-- MATERIAL start --
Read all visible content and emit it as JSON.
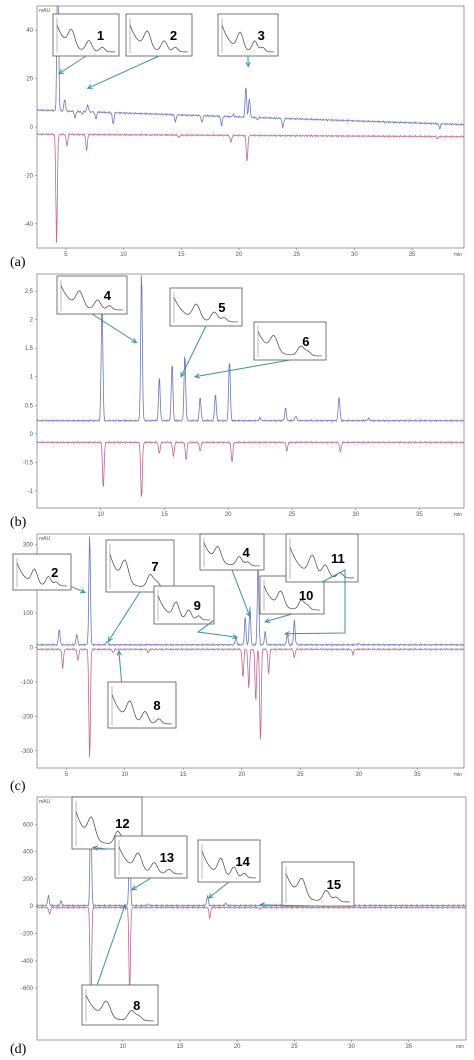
{
  "chart_data": [
    {
      "type": "line",
      "panel_label": "(a)",
      "y_unit": "mAU",
      "x_unit": "min",
      "xlim": [
        2.5,
        39.5
      ],
      "ylim": [
        -50,
        50
      ],
      "x_ticks": [
        5,
        10,
        15,
        20,
        25,
        30,
        35
      ],
      "y_ticks": [
        40,
        20,
        0,
        -20,
        -40
      ],
      "series": [
        {
          "color": "#6b78b8",
          "baseline": 7,
          "baseline_end": 1,
          "peaks": [
            [
              4.3,
              90
            ],
            [
              4.9,
              12
            ],
            [
              5.8,
              4
            ],
            [
              6.4,
              6
            ],
            [
              6.9,
              10
            ],
            [
              7.6,
              4
            ],
            [
              9.1,
              2
            ],
            [
              14.5,
              4
            ],
            [
              16.8,
              4
            ],
            [
              18.5,
              3
            ],
            [
              19.5,
              8
            ],
            [
              20.6,
              20
            ],
            [
              20.9,
              15
            ],
            [
              21.6,
              6
            ],
            [
              23.8,
              3
            ],
            [
              37.4,
              5
            ]
          ]
        },
        {
          "color": "#c06a90",
          "baseline": -3,
          "baseline_end": -4,
          "peaks": [
            [
              4.2,
              -48
            ],
            [
              5.1,
              -8
            ],
            [
              6.8,
              -10
            ],
            [
              14.8,
              -4
            ],
            [
              19.3,
              -6
            ],
            [
              20.7,
              -14
            ],
            [
              23.5,
              -3
            ],
            [
              37.2,
              -4
            ]
          ]
        }
      ],
      "callouts": [
        {
          "label": "1",
          "anchor": [
            4.4,
            22
          ],
          "box_side": "above"
        },
        {
          "label": "2",
          "anchor": [
            6.9,
            16
          ],
          "box_side": "above"
        },
        {
          "label": "3",
          "anchor": [
            20.8,
            25
          ],
          "box_side": "above"
        }
      ]
    },
    {
      "type": "line",
      "panel_label": "(b)",
      "x_unit": "min",
      "xlim": [
        5,
        38.5
      ],
      "ylim": [
        -1.3,
        2.8
      ],
      "x_ticks": [
        10,
        15,
        20,
        25,
        30,
        35
      ],
      "y_ticks": [
        2.5,
        2,
        1.5,
        1,
        0.5,
        0,
        -0.5,
        -1
      ],
      "series": [
        {
          "color": "#6b78b8",
          "baseline": 0.23,
          "peaks": [
            [
              10.1,
              2.4
            ],
            [
              13.2,
              2.85
            ],
            [
              14.6,
              1.0
            ],
            [
              15.6,
              1.25
            ],
            [
              16.6,
              1.4
            ],
            [
              17.8,
              0.65
            ],
            [
              19.0,
              0.7
            ],
            [
              20.1,
              1.3
            ],
            [
              22.5,
              0.28
            ],
            [
              24.5,
              0.45
            ],
            [
              25.3,
              0.32
            ],
            [
              28.7,
              0.65
            ],
            [
              31.0,
              0.27
            ]
          ]
        },
        {
          "color": "#c06a90",
          "baseline": -0.15,
          "peaks": [
            [
              10.2,
              -0.95
            ],
            [
              13.2,
              -1.15
            ],
            [
              14.6,
              -0.35
            ],
            [
              15.7,
              -0.4
            ],
            [
              16.7,
              -0.45
            ],
            [
              17.8,
              -0.3
            ],
            [
              20.3,
              -0.5
            ],
            [
              24.6,
              -0.3
            ],
            [
              28.8,
              -0.32
            ]
          ]
        }
      ],
      "callouts": [
        {
          "label": "4",
          "anchor": [
            12.8,
            1.6
          ],
          "box_side": "above"
        },
        {
          "label": "5",
          "anchor": [
            16.3,
            1.0
          ],
          "box_side": "above"
        },
        {
          "label": "6",
          "anchor": [
            17.4,
            1.0
          ],
          "box_side": "above"
        }
      ]
    },
    {
      "type": "line",
      "panel_label": "(c)",
      "y_unit": "mAU",
      "x_unit": "min",
      "xlim": [
        2.5,
        39
      ],
      "ylim": [
        -350,
        330
      ],
      "x_ticks": [
        5,
        10,
        15,
        20,
        25,
        30,
        35
      ],
      "y_ticks": [
        300,
        200,
        100,
        0,
        -100,
        -200,
        -300
      ],
      "series": [
        {
          "color": "#6b78b8",
          "baseline": 8,
          "peaks": [
            [
              4.4,
              55
            ],
            [
              5.9,
              40
            ],
            [
              7.0,
              330
            ],
            [
              8.5,
              18
            ],
            [
              12.0,
              10
            ],
            [
              19.5,
              30
            ],
            [
              20.3,
              90
            ],
            [
              20.7,
              120
            ],
            [
              21.4,
              250
            ],
            [
              22.0,
              45
            ],
            [
              23.9,
              40
            ],
            [
              24.5,
              80
            ],
            [
              30.0,
              12
            ]
          ]
        },
        {
          "color": "#c06a90",
          "baseline": -5,
          "peaks": [
            [
              4.7,
              -60
            ],
            [
              6.0,
              -40
            ],
            [
              7.0,
              -330
            ],
            [
              9.0,
              -15
            ],
            [
              12.0,
              -15
            ],
            [
              20.1,
              -90
            ],
            [
              20.6,
              -120
            ],
            [
              21.2,
              -160
            ],
            [
              21.6,
              -275
            ],
            [
              22.3,
              -80
            ],
            [
              24.5,
              -30
            ],
            [
              29.5,
              -20
            ]
          ]
        }
      ],
      "callouts": [
        {
          "label": "2",
          "anchor": [
            6.6,
            160
          ],
          "box_side": "left"
        },
        {
          "label": "7",
          "anchor": [
            8.6,
            18
          ],
          "box_side": "above"
        },
        {
          "label": "8",
          "anchor": [
            9.5,
            -10
          ],
          "box_side": "below"
        },
        {
          "label": "9",
          "anchor": [
            19.6,
            30
          ],
          "box_side": "left"
        },
        {
          "label": "4",
          "anchor": [
            20.7,
            90
          ],
          "box_side": "above"
        },
        {
          "label": "10",
          "anchor": [
            22.0,
            75
          ],
          "box_side": "above"
        },
        {
          "label": "11",
          "anchor": [
            23.7,
            40
          ],
          "box_side": "above"
        }
      ]
    },
    {
      "type": "line",
      "panel_label": "(d)",
      "y_unit": "mAU",
      "x_unit": "min",
      "xlim": [
        2.5,
        40
      ],
      "ylim": [
        -980,
        800
      ],
      "x_ticks": [
        10,
        15,
        20,
        25,
        30,
        35
      ],
      "y_ticks": [
        600,
        400,
        200,
        0,
        -200,
        -400,
        -600
      ],
      "series": [
        {
          "color": "#6b78b8",
          "baseline": 5,
          "peaks": [
            [
              3.5,
              80
            ],
            [
              4.6,
              40
            ],
            [
              7.2,
              800
            ],
            [
              10.6,
              600
            ],
            [
              12.2,
              15
            ],
            [
              17.4,
              80
            ],
            [
              19.0,
              20
            ],
            [
              22.2,
              15
            ]
          ]
        },
        {
          "color": "#c06a90",
          "baseline": -10,
          "peaks": [
            [
              3.6,
              -60
            ],
            [
              7.2,
              -880
            ],
            [
              10.6,
              -640
            ],
            [
              17.6,
              -90
            ],
            [
              22.0,
              -20
            ]
          ]
        }
      ],
      "callouts": [
        {
          "label": "12",
          "anchor": [
            7.4,
            430
          ],
          "box_side": "above"
        },
        {
          "label": "13",
          "anchor": [
            10.8,
            120
          ],
          "box_side": "above"
        },
        {
          "label": "14",
          "anchor": [
            17.5,
            60
          ],
          "box_side": "above"
        },
        {
          "label": "15",
          "anchor": [
            22.0,
            10
          ],
          "box_side": "above"
        },
        {
          "label": "8",
          "anchor": [
            10.2,
            10
          ],
          "box_side": "below"
        }
      ]
    }
  ]
}
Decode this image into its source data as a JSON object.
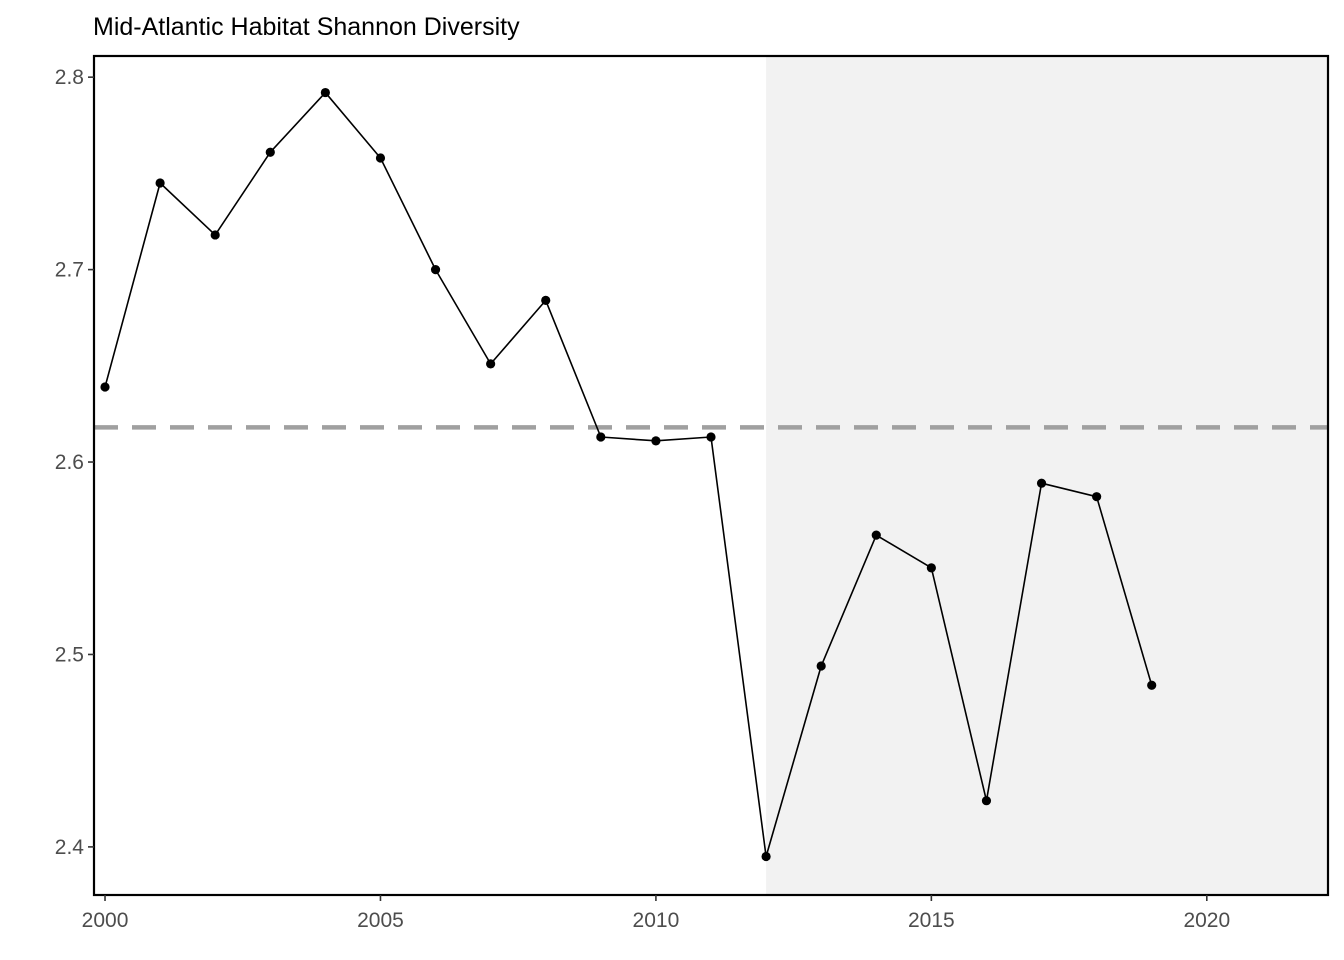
{
  "chart_data": {
    "type": "line",
    "title": "Mid-Atlantic Habitat Shannon Diversity",
    "xlabel": "",
    "ylabel": "",
    "x": [
      2000,
      2001,
      2002,
      2003,
      2004,
      2005,
      2006,
      2007,
      2008,
      2009,
      2010,
      2011,
      2012,
      2013,
      2014,
      2015,
      2016,
      2017,
      2018,
      2019
    ],
    "series": [
      {
        "values": [
          2.639,
          2.745,
          2.718,
          2.761,
          2.792,
          2.758,
          2.7,
          2.651,
          2.684,
          2.613,
          2.611,
          2.613,
          2.395,
          2.494,
          2.562,
          2.545,
          2.424,
          2.589,
          2.582,
          2.484
        ]
      }
    ],
    "reference_line": {
      "y": 2.618,
      "style": "dashed",
      "color": "#a0a0a0"
    },
    "shaded_region": {
      "x_start": 2012,
      "x_end": 2022.2,
      "color": "#f2f2f2"
    },
    "xlim": [
      1999.8,
      2022.2
    ],
    "ylim": [
      2.375,
      2.811
    ],
    "x_ticks": [
      2000,
      2005,
      2010,
      2015,
      2020
    ],
    "y_ticks": [
      "2.4",
      "2.5",
      "2.6",
      "2.7",
      "2.8"
    ],
    "grid": false,
    "colors": {
      "line": "#000000",
      "points": "#000000",
      "panel_border": "#000000"
    }
  }
}
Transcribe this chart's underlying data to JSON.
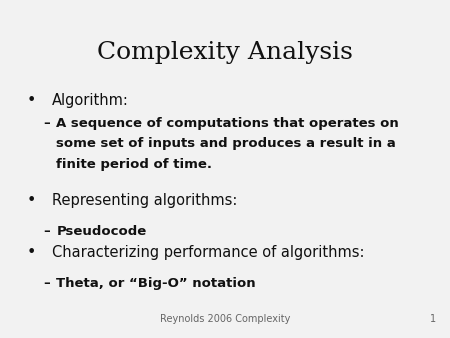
{
  "title": "Complexity Analysis",
  "title_fontsize": 18,
  "title_font": "serif",
  "background_color": "#f2f2f2",
  "text_color": "#111111",
  "footer_text": "Reynolds 2006 Complexity",
  "footer_page": "1",
  "bullet1": "Algorithm:",
  "bullet1_sub_line1": "A sequence of computations that operates on",
  "bullet1_sub_line2": "some set of inputs and produces a result in a",
  "bullet1_sub_line3": "finite period of time.",
  "bullet2": "Representing algorithms:",
  "bullet2_sub": "Pseudocode",
  "bullet3": "Characterizing performance of algorithms:",
  "bullet3_sub": "Theta, or “Big-O” notation",
  "bullet_fontsize": 10.5,
  "sub_fontsize": 9.5,
  "footer_fontsize": 7
}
-- MATERIAL end --
TASK TO CARRY OUT ::
Your task is to copy word for word the lines from the line containing "Transcribe this chart's" to the end of the listing, both included, and to drop any pictures.

EXERCISE SOLUTION ::
Transcribe this chart's underlying data to JSON.
{
  "title": "Complexity Analysis",
  "title_fontsize": 18,
  "title_font": "serif",
  "background_color": "#f2f2f2",
  "text_color": "#111111",
  "footer_text": "Reynolds 2006 Complexity",
  "footer_page": "1",
  "bullet1": "Algorithm:",
  "bullet1_sub_line1": "A sequence of computations that operates on",
  "bullet1_sub_line2": "some set of inputs and produces a result in a",
  "bullet1_sub_line3": "finite period of time.",
  "bullet2": "Representing algorithms:",
  "bullet2_sub": "Pseudocode",
  "bullet3": "Characterizing performance of algorithms:",
  "bullet3_sub": "Theta, or “Big-O” notation",
  "bullet_fontsize": 10.5,
  "sub_fontsize": 9.5,
  "footer_fontsize": 7
}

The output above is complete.